Soweit bekannt, zählen alle Angeklagten zu den ärmsten Menschen der Welt, viele haben keine Schule besucht, können weder lesen noch schreiben. Dem Prozess können die meisten trotz Übersetzung nicht folgen. Einige waren bei ihrer Verhaftung unterernährt.

Der Prozess hat mittlerweile seinen Medienreiz verloren. Womöglich ist die Sache zu komplex. Der Prozess wirft viele fundamentale rechtspolitische Fragen auf, etwa die der Resozialisierung, der Strafziele des deutschen Rechts und ihre Anwendbarkeit auf die mutmaßlichen Piraten, der Zuständigkeit des Militärs, der Einhaltung der Menschenrechte auf Hoher See und des Handelns in existenziellen Notlagen angesichts der ungleichen globalen Eigentums- und Lebensverhältnisse. Gleichzeitig ist er eine Art Länderkunde, die den Blick frei gibt auf die Gewaltförmigkeit der somalischen Gesellschaft, das Clandenken und die islamistischen al Shabab-Milizen.

Die Anwältin Gabriele Heinecke sagte, es könne angesichts der Situation in Somalia kein Zweifel daran bestehen, dass dieses Strafverfahren - und seien die Strafen noch so drakonisch - nicht geeignet sei, Piraterie zu bekämpfen. »Wenn täglich die Millionenwerte der reichen Industrienationen an einem in der Apokalypse untergehenden Land vorbeischwimmen, liegt für keinen Menschen in solch existenzieller Lage der Gedanke fern, sich aus dieser unerträglichen Lage zu befreien. Eine andere Argumentation ist ein Luxus derer, die es im Leben warm und weich haben«, so Heinecke.

Letzten Endes bleibt es die individuelle Entscheidung eines jeden Menschen, wie er oder sie in Not handelt. Immerhin werden von den Piraten Seeleute mit Waffen angegriffen, wochen- und monatelang festgehalten, manche sogar verletzt und getötet. Viele Menschen in Somalia lehnen trotz Hunger und Armut die Piraterie ab. Nicht nur aus moralischen Gründen, sondern auch, weil die Piraterie nachteilige Folgen für viele SomalierInnen habe, etwa der Preisanstieg für Dinge des täglichen Bedarfs, argumentiert der Frankfurter Politologe Abdirizak Sheikh.

Nichtsdestotrotz lassen die imperialen Machtverhältnisse die strafrechtliche Verfolgung der Männer aus Somalia wohlfeil erscheinen. Sie sitzen auf der Anklagebank in einer der reichsten Städte der Welt wegen Piraterie, die für sie eine Strategie des Überlebens gewesen sei oder zu der sie mit Gewalt gezwungen worden seien. Derweil werden die Verantwortlichen für Raubfischerei und Verklappung von Giftmüll vor Somalias Küste nicht einmal angeklagt. Nach der UN-Seerechtskonvention sind alle drei Aktivitäten verboten - verfolgt wird aber nur die Piraterie.

(Unbearbeitete Datensätze)
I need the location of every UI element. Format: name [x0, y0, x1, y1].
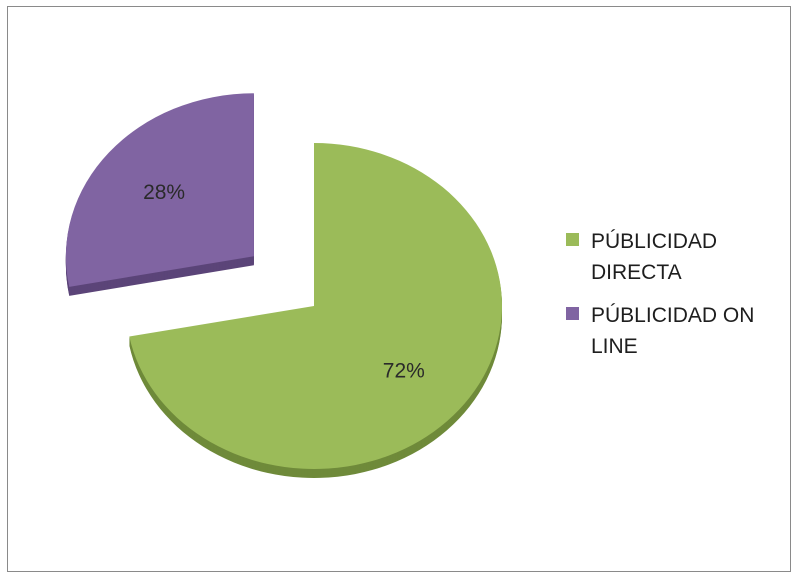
legend-label-publicidad-directa: PÚBLICIDAD DIRECTA [591, 230, 718, 284]
legend-item-publicidad-on-line: PÚBLICIDAD ON LINE [566, 300, 788, 362]
data-labels: 72% 28% [143, 181, 425, 383]
legend-label-publicidad-on-line: PÚBLICIDAD ON LINE [591, 304, 755, 358]
data-label-publicidad-on-line: 28% [143, 181, 185, 204]
legend-item-publicidad-directa: PÚBLICIDAD DIRECTA [566, 226, 788, 288]
legend: PÚBLICIDAD DIRECTA PÚBLICIDAD ON LINE [566, 226, 788, 374]
pie-slices [65, 93, 502, 479]
data-label-publicidad-directa: 72% [383, 359, 425, 382]
legend-swatch-publicidad-on-line [566, 307, 579, 320]
pie-slice-publicidad-on-line [65, 93, 254, 287]
pie-slice-publicidad-directa [129, 143, 502, 469]
legend-swatch-publicidad-directa [566, 233, 579, 246]
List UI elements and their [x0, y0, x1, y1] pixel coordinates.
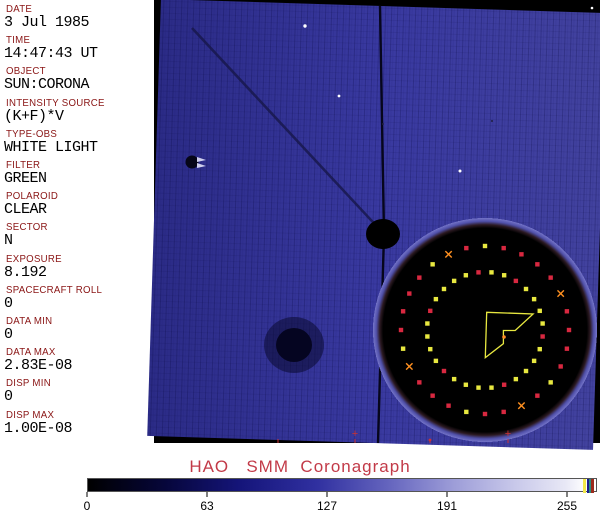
svg-text:0: 0 — [84, 499, 91, 512]
svg-text:63: 63 — [200, 499, 214, 512]
svg-text:191: 191 — [437, 499, 457, 512]
svg-text:127: 127 — [317, 499, 337, 512]
svg-text:+: + — [352, 428, 358, 440]
svg-text:255: 255 — [557, 499, 577, 512]
svg-text:+: + — [505, 428, 511, 440]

Ziele:
[a] Zitieren Sie aus dem Auszug zum Piratenprozess den Teil, der mit den Worten „Der Prozess hat“ einsetzt und mit „islamistischen al Shabab-Milizen.“ schließt.
[b] Beantworten Sie anhand des Auszugs zum Piratenprozess folgende Fragen:
(i) Welchen Beruf übt Gabriele Heinecke aus?
(ii) Wer argumentiert, dass die Piraterie nachteilige Folgen für viele SomalierInnen habe?
(iii) Welche drei Aktivitäten sind nach der UN-Seerechtskonvention verboten?

Ergebnisse nacheinander:
[a]
Der Prozess hat mittlerweile seinen Medienreiz verloren. Womöglich ist die Sache zu komplex. Der Prozess wirft viele fundamentale rechtspolitische Fragen auf, etwa die der Resozialisierung, der Strafziele des deutschen Rechts und ihre Anwendbarkeit auf die mutmaßlichen Piraten, der Zuständigkeit des Militärs, der Einhaltung der Menschenrechte auf Hoher See und des Handelns in existenziellen Notlagen angesichts der ungleichen globalen Eigentums- und Lebensverhältnisse. Gleichzeitig ist er eine Art Länderkunde, die den Blick frei gibt auf die Gewaltförmigkeit der somalischen Gesellschaft, das Clandenken und die islamistischen al Shabab-Milizen.

[b]
(i) Sie ist Anwältin.
(ii) Der Frankfurter Politologe Abdirizak Sheikh.
(iii) Piraterie, Raubfischerei und die Verklappung von Giftmüll.